**EXERCISE A**
Summarize the passage on surgical treatment of ON in two sentences.
**EXERCISE B**
Pick up the passage on surgical treatment of ON and continue it from its final sentence.

**SELECTED PASSAGE**
_ _ _ _

Considering the invasiveness and risk of complications, surgical procedures are considered only when the previous mentioned treatments have failed, and the patient continues to experience debilitating symptoms. Different surgical approaches have been used to treat ON such as intradural sectioning of the C1–C3 posterior rootlets, gangliotomy of C2, nerve decompression, and peripheral neurectomy. ⁶² , ⁸³ , ⁸⁴ , ⁸⁵ , ⁸⁶ Complications can occur, however, including anesthesia dolorosa, which is a dense zone of anesthesia, extreme hypersensitivity of the scalp, dysesthesia, neuroma formation, and vertigo, believed to be secondary at least in part to deafferentation. ⁸⁵ An alternative procedure is partial posterior rhizotomy, in which the goal is to relieve pain without damaging proprioception and nonpain sensations. Dubuisson et al. conducted a case series consisting of 14 procedures in 11 patients with refractory ON who underwent partial posterior neurectomy. Follow‐up periods ranged from 3 months to over 5 years, with several patients experiencing pain outside of the distribution of the occipital nerves. Seven patients experienced complete pain relief, three patients experienced >50% pain relief, and four patients had >50% pain relief in the occipital area but still reported pain in the periorbital and temporal regions. Aside from modest sensory changes, there were no neurological deficits attributable to the procedure. ⁸⁵ Gille et al. described surgical neurolysis of the GON along with sectioning of the inferior oblique muscle leading to nerve release in 10 patients who experienced good relief with blockade of the C2 DRG. Seven patients were either satisfied or very satisfied, with >50% reduction in pain at 3‐month follow‐up, and >70% at follow‐up. ⁸⁷ Three patients exhibited anatomic anomalies during surgery. ⁸⁸ In a retrospective chart review, Ducic et al. described performing neurolysis of either the GON, LON, and/or dorsal occipital nerve, with 80% of the patients experiencing >50% pain relief and 43% being pain‐free at a mean 33‐month follow‐up. ⁸⁹ In this series, the authors reported that CEH and older age were associated with negative outcome.

_ _ _ _

**RECORDS PROVIDED**
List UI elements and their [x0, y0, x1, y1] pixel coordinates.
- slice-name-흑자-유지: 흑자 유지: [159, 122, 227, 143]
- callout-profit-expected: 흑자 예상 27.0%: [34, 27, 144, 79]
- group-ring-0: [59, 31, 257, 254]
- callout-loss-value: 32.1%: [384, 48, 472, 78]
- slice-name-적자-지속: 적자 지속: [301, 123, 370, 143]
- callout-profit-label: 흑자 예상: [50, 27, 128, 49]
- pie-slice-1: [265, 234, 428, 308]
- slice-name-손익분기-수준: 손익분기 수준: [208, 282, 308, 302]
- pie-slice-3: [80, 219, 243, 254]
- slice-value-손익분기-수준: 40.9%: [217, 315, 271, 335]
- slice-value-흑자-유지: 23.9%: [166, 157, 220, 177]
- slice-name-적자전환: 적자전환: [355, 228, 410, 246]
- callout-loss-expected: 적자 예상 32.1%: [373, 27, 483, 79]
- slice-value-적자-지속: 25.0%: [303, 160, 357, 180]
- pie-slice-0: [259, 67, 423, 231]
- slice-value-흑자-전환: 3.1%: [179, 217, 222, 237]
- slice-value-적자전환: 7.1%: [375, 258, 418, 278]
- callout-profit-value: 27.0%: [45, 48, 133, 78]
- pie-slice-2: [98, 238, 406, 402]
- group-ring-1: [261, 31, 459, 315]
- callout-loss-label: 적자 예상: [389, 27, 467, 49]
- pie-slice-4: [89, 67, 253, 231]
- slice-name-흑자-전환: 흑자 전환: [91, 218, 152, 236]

_ _ _ _

**RESPONSE A**
Surgery for ON is considered only after other treatments have failed and debilitating symptoms persist, and the approaches used, such as posterior rootlet sectioning, C2 gangliotomy, nerve decompression, and peripheral neurectomy, can cause complications including anesthesia dolorosa, dysesthesia, neuroma formation, and vertigo. Reported series found pain relief in most patients, with Ducic et al. reporting over 50% relief in 80% of patients after neurolysis and linking CEH and older age to negative outcomes.

**RESPONSE B**
Complications

Cervical facet joint interventions performed using fluoroscopic guidance rarely results in serious complications. ²⁶ , ⁹⁰ These risks are described in chapter 7. With repeated ON injections, both systemic side effects as well as local side effects (e.g., skin atrophy and hypopigmentation, hair loss) of steroids should be considered. Regarding PRF of the ON, no serious complications have been described. Minor complications include temporary worsening of the pain. In the study by Huang et al. one patient experienced a new type of pain that resolved after 3 weeks. ⁷²

Surgery is associated with generic and procedure‐specific complications including infection, bleeding, neuroma formation, and anesthesia dolorosa, which manifest as intense pain and complex regional pain syndrome‐like symptoms. RFA of the occipital nerves may result in peripheral neuropathic pain secondary to nerve injury (e.g., neuroma formation or proliferation of sodium channels) or deafferentation phenomena. Surgical neurolysis was shown to induce incisional cellulitis in 2 of 206 patients treated. ⁸⁹

ONS

Reported complications by Silberstein et al. are lead migration (18.7%), persistent pain or numbness at the IPG/lead site (21.5%), infection (6.5%), skin erosion (5.6%), and unintended stimulation effects (6.5%). ⁹¹ He also found lead migration in 24% (of 51) and infection in 14% of patients. ⁹¹ Joswig et al. reported lead migration (26%) and infection (4.7%) in a retrospective case series of 96 patients. ⁹²

Evidence for interventional management

Table 6 summarized the evidence for interventional management of CEH and of ON. This evidence is summarized in the therapeutic algorithm (Figure 1).

TABLE 6.

Summary of the most important literature on the interventional treatment of CEH and ON.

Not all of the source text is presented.